(Records from a data collection)
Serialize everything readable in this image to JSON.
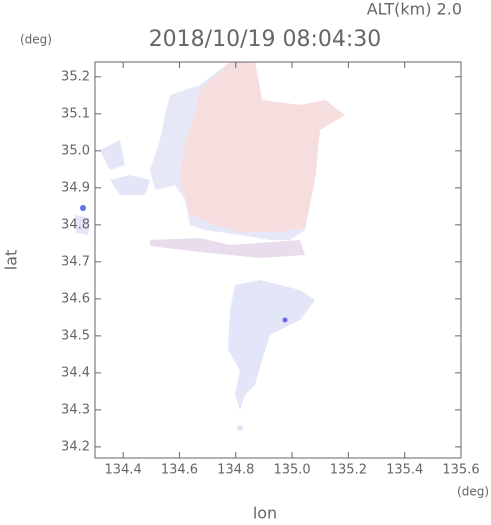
{
  "chart_data": {
    "type": "field",
    "title": "2018/10/19 08:04:30",
    "subtitle": "ALT(km) 2.0",
    "y_unit": "(deg)",
    "x_unit": "(deg)",
    "y_label": "lat",
    "x_label": "lon",
    "xlim": [
      134.3,
      135.6
    ],
    "ylim": [
      34.17,
      35.24
    ],
    "xticks": [
      134.4,
      134.6,
      134.8,
      {
        "value": 135.0,
        "label": "135.0"
      },
      135.2,
      135.4,
      135.6
    ],
    "yticks": [
      34.2,
      34.3,
      34.4,
      34.5,
      34.6,
      34.7,
      34.8,
      34.9,
      {
        "value": 35.0,
        "label": "35.0"
      },
      35.1,
      35.2
    ]
  }
}
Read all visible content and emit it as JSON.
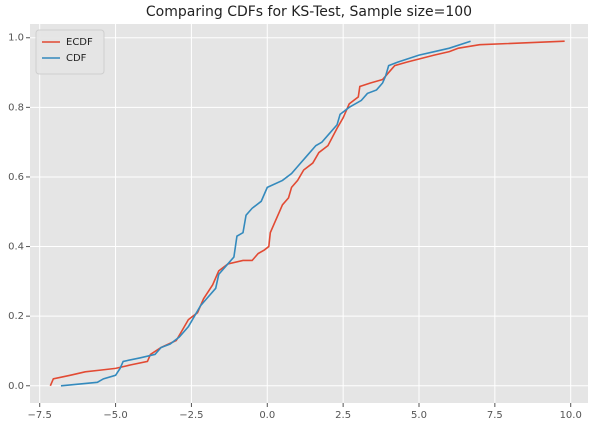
{
  "chart_data": {
    "type": "line",
    "title": "Comparing CDFs for KS-Test, Sample size=100",
    "series": [
      {
        "name": "ECDF",
        "color": "#E24A33",
        "x": [
          -7.15,
          -7.05,
          -6.5,
          -6.0,
          -5.5,
          -5.0,
          -4.5,
          -3.95,
          -3.85,
          -3.5,
          -3.0,
          -2.8,
          -2.6,
          -2.3,
          -2.1,
          -1.8,
          -1.6,
          -1.3,
          -0.8,
          -0.5,
          -0.3,
          -0.1,
          0.05,
          0.1,
          0.25,
          0.4,
          0.5,
          0.7,
          0.8,
          1.0,
          1.2,
          1.5,
          1.7,
          2.0,
          2.3,
          2.5,
          2.7,
          3.0,
          3.05,
          3.4,
          3.8,
          4.0,
          4.2,
          4.6,
          5.5,
          6.0,
          6.3,
          7.0,
          9.8
        ],
        "values": [
          0.0,
          0.02,
          0.03,
          0.04,
          0.045,
          0.05,
          0.06,
          0.07,
          0.09,
          0.11,
          0.13,
          0.16,
          0.19,
          0.21,
          0.25,
          0.29,
          0.33,
          0.35,
          0.36,
          0.36,
          0.38,
          0.39,
          0.4,
          0.44,
          0.47,
          0.5,
          0.52,
          0.54,
          0.57,
          0.59,
          0.62,
          0.64,
          0.67,
          0.69,
          0.74,
          0.77,
          0.81,
          0.83,
          0.86,
          0.87,
          0.88,
          0.9,
          0.92,
          0.93,
          0.95,
          0.96,
          0.97,
          0.98,
          0.99
        ]
      },
      {
        "name": "CDF",
        "color": "#348ABD",
        "x": [
          -6.8,
          -5.6,
          -5.4,
          -5.0,
          -4.85,
          -4.75,
          -4.2,
          -3.7,
          -3.5,
          -3.2,
          -2.9,
          -2.6,
          -2.4,
          -2.2,
          -2.0,
          -1.7,
          -1.6,
          -1.3,
          -1.1,
          -1.0,
          -0.8,
          -0.7,
          -0.5,
          -0.2,
          -0.05,
          0.0,
          0.5,
          0.8,
          1.0,
          1.3,
          1.6,
          1.8,
          2.0,
          2.3,
          2.4,
          2.7,
          3.1,
          3.3,
          3.6,
          3.8,
          3.9,
          4.0,
          4.3,
          5.0,
          5.5,
          6.0,
          6.7
        ],
        "values": [
          0.0,
          0.01,
          0.02,
          0.03,
          0.05,
          0.07,
          0.08,
          0.09,
          0.11,
          0.12,
          0.14,
          0.17,
          0.2,
          0.23,
          0.25,
          0.28,
          0.32,
          0.35,
          0.37,
          0.43,
          0.44,
          0.49,
          0.51,
          0.53,
          0.56,
          0.57,
          0.59,
          0.61,
          0.63,
          0.66,
          0.69,
          0.7,
          0.72,
          0.75,
          0.78,
          0.8,
          0.82,
          0.84,
          0.85,
          0.87,
          0.89,
          0.92,
          0.93,
          0.95,
          0.96,
          0.97,
          0.99
        ]
      }
    ],
    "xlim": [
      -7.82,
      10.57
    ],
    "ylim": [
      -0.0495,
      1.0395
    ],
    "xticks": [
      {
        "value": -7.5,
        "label": "−7.5"
      },
      {
        "value": -5.0,
        "label": "−5.0"
      },
      {
        "value": -2.5,
        "label": "−2.5"
      },
      {
        "value": 0,
        "label": "0.0"
      },
      2.5,
      {
        "value": 5,
        "label": "5.0"
      },
      7.5,
      {
        "value": 10,
        "label": "10.0"
      }
    ],
    "yticks": [
      {
        "value": 0,
        "label": "0.0"
      },
      0.2,
      0.4,
      0.6,
      0.8,
      {
        "value": 1,
        "label": "1.0"
      }
    ],
    "grid": true,
    "legend": "upper left"
  }
}
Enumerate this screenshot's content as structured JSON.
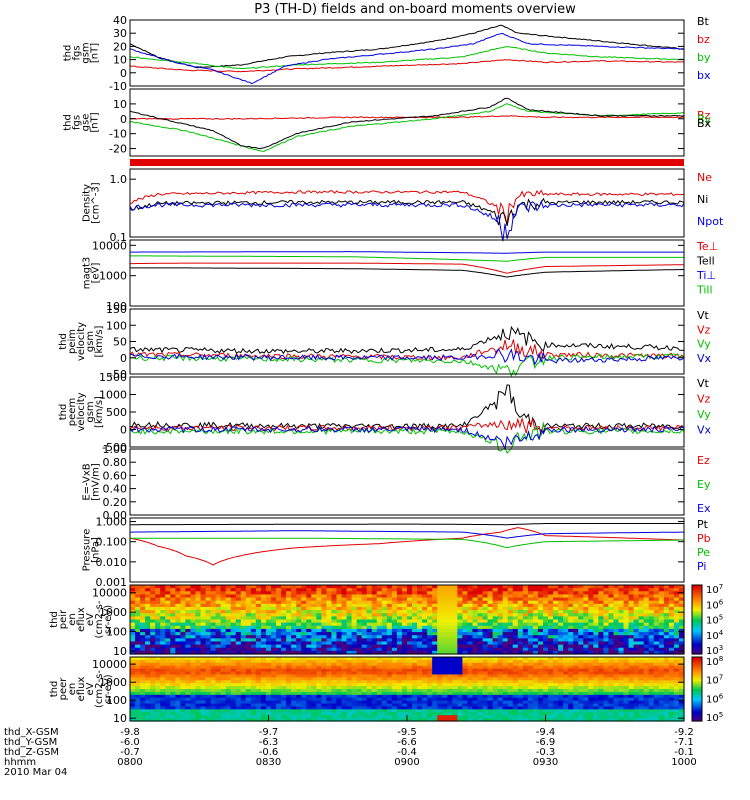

* PROBLEM REQUIREMENTS *
Go over the records above line by line and count those holding the word "JSON". Reply only with the number.

* EXPECTED ANSWER *
3